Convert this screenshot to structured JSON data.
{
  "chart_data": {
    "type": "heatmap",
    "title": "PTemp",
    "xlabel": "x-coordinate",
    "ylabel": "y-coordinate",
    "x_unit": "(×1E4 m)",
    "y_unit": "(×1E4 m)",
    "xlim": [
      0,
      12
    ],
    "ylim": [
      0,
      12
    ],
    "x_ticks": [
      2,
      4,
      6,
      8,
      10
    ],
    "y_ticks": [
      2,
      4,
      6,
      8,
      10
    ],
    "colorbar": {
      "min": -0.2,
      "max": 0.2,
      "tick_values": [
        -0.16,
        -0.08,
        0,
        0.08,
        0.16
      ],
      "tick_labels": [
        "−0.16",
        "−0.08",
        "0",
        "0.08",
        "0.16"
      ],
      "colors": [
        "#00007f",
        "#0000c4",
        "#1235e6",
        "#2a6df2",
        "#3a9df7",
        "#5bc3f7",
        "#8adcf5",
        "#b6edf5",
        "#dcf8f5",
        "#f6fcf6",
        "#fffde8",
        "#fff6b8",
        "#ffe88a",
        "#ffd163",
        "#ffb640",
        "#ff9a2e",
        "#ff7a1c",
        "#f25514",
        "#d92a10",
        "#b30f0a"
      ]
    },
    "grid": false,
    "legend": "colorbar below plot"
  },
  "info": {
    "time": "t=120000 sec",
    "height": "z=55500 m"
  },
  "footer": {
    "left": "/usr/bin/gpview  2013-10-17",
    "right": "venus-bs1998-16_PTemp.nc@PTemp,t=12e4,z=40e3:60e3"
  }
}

══════════

REQUEST |
Exactly reproduce every line of the records.

PROBLEM SOLUTION |
Convert this screenshot to structured JSON data.
{
  "chart_data": {
    "type": "heatmap",
    "title": "PTemp",
    "xlabel": "x-coordinate",
    "ylabel": "y-coordinate",
    "x_unit": "(×1E4 m)",
    "y_unit": "(×1E4 m)",
    "xlim": [
      0,
      12
    ],
    "ylim": [
      0,
      12
    ],
    "x_ticks": [
      2,
      4,
      6,
      8,
      10
    ],
    "y_ticks": [
      2,
      4,
      6,
      8,
      10
    ],
    "colorbar": {
      "min": -0.2,
      "max": 0.2,
      "tick_values": [
        -0.16,
        -0.08,
        0,
        0.08,
        0.16
      ],
      "tick_labels": [
        "−0.16",
        "−0.08",
        "0",
        "0.08",
        "0.16"
      ],
      "colors": [
        "#00007f",
        "#0000c4",
        "#1235e6",
        "#2a6df2",
        "#3a9df7",
        "#5bc3f7",
        "#8adcf5",
        "#b6edf5",
        "#dcf8f5",
        "#f6fcf6",
        "#fffde8",
        "#fff6b8",
        "#ffe88a",
        "#ffd163",
        "#ffb640",
        "#ff9a2e",
        "#ff7a1c",
        "#f25514",
        "#d92a10",
        "#b30f0a"
      ]
    },
    "grid": false,
    "legend": "colorbar below plot"
  },
  "info": {
    "time": "t=120000 sec",
    "height": "z=55500 m"
  },
  "footer": {
    "left": "/usr/bin/gpview  2013-10-17",
    "right": "venus-bs1998-16_PTemp.nc@PTemp,t=12e4,z=40e3:60e3"
  }
}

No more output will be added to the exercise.